• _EXERCISE BRIEF_: Return every line of the records below verbatim, with no pictures in the copy.

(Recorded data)
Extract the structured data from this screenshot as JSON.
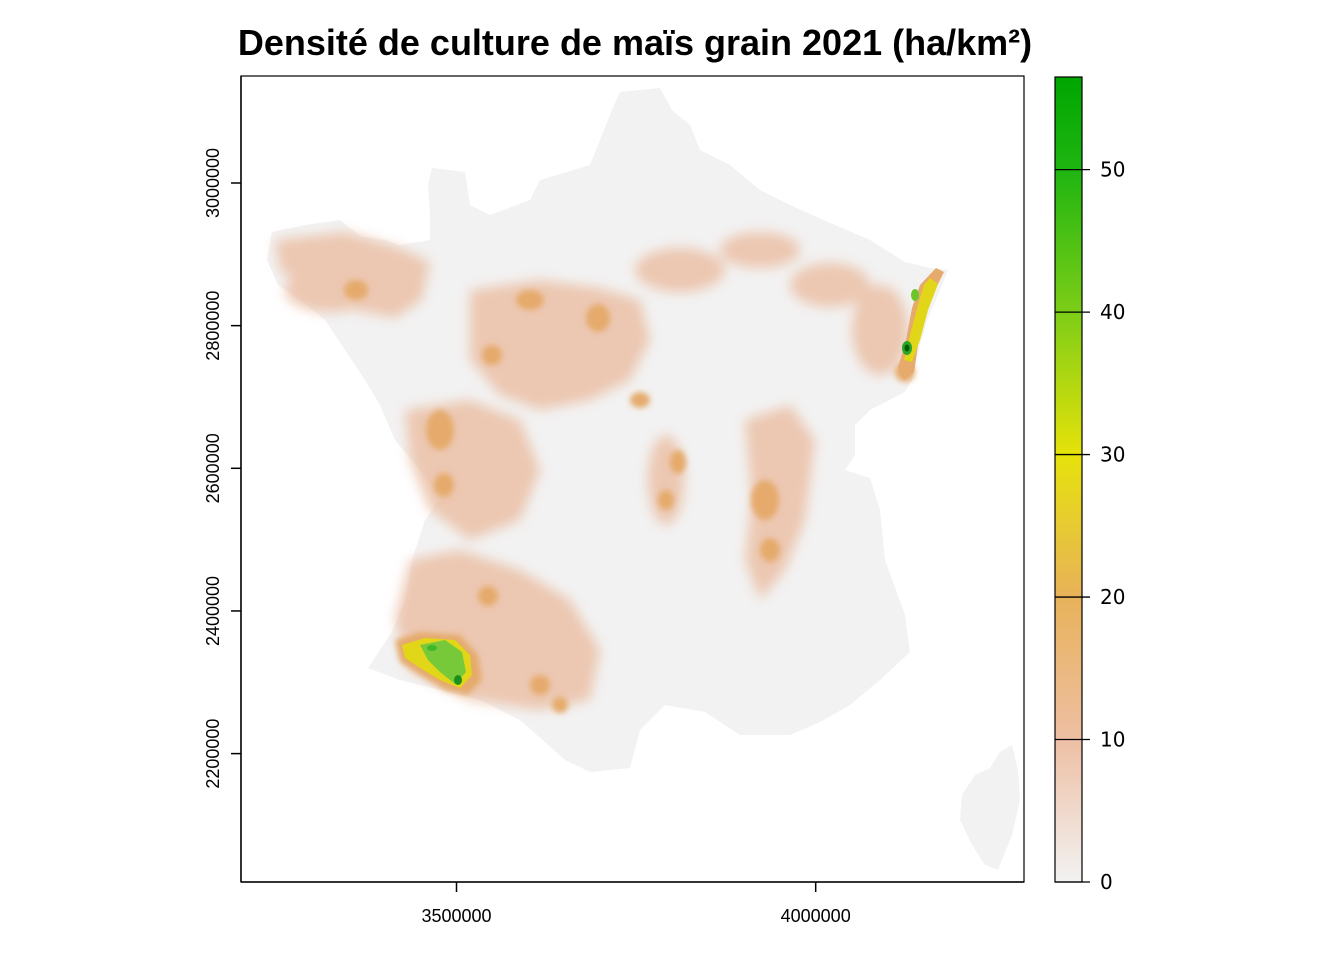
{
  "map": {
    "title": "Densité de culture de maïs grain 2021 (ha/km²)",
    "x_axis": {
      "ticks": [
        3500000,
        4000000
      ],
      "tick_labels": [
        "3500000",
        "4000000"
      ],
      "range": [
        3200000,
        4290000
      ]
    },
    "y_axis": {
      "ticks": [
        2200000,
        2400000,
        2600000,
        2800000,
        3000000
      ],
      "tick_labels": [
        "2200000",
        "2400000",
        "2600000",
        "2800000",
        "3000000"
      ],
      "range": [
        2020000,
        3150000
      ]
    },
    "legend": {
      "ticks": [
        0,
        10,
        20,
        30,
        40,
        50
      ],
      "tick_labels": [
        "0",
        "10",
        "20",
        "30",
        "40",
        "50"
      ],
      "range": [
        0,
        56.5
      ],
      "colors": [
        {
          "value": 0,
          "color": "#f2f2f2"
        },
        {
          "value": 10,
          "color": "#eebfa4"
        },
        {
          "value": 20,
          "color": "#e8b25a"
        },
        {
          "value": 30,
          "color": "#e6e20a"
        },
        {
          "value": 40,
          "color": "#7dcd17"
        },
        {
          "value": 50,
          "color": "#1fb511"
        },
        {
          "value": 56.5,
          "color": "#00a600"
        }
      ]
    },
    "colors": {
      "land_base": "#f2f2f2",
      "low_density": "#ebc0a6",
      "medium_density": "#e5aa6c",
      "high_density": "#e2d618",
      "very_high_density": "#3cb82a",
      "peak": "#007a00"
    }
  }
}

• _ANSWER FOR THE TASK_:
Extract the structured data from this screenshot as JSON.
{
  "map": {
    "title": "Densité de culture de maïs grain 2021 (ha/km²)",
    "x_axis": {
      "ticks": [
        3500000,
        4000000
      ],
      "tick_labels": [
        "3500000",
        "4000000"
      ],
      "range": [
        3200000,
        4290000
      ]
    },
    "y_axis": {
      "ticks": [
        2200000,
        2400000,
        2600000,
        2800000,
        3000000
      ],
      "tick_labels": [
        "2200000",
        "2400000",
        "2600000",
        "2800000",
        "3000000"
      ],
      "range": [
        2020000,
        3150000
      ]
    },
    "legend": {
      "ticks": [
        0,
        10,
        20,
        30,
        40,
        50
      ],
      "tick_labels": [
        "0",
        "10",
        "20",
        "30",
        "40",
        "50"
      ],
      "range": [
        0,
        56.5
      ],
      "colors": [
        {
          "value": 0,
          "color": "#f2f2f2"
        },
        {
          "value": 10,
          "color": "#eebfa4"
        },
        {
          "value": 20,
          "color": "#e8b25a"
        },
        {
          "value": 30,
          "color": "#e6e20a"
        },
        {
          "value": 40,
          "color": "#7dcd17"
        },
        {
          "value": 50,
          "color": "#1fb511"
        },
        {
          "value": 56.5,
          "color": "#00a600"
        }
      ]
    },
    "colors": {
      "land_base": "#f2f2f2",
      "low_density": "#ebc0a6",
      "medium_density": "#e5aa6c",
      "high_density": "#e2d618",
      "very_high_density": "#3cb82a",
      "peak": "#007a00"
    }
  }
}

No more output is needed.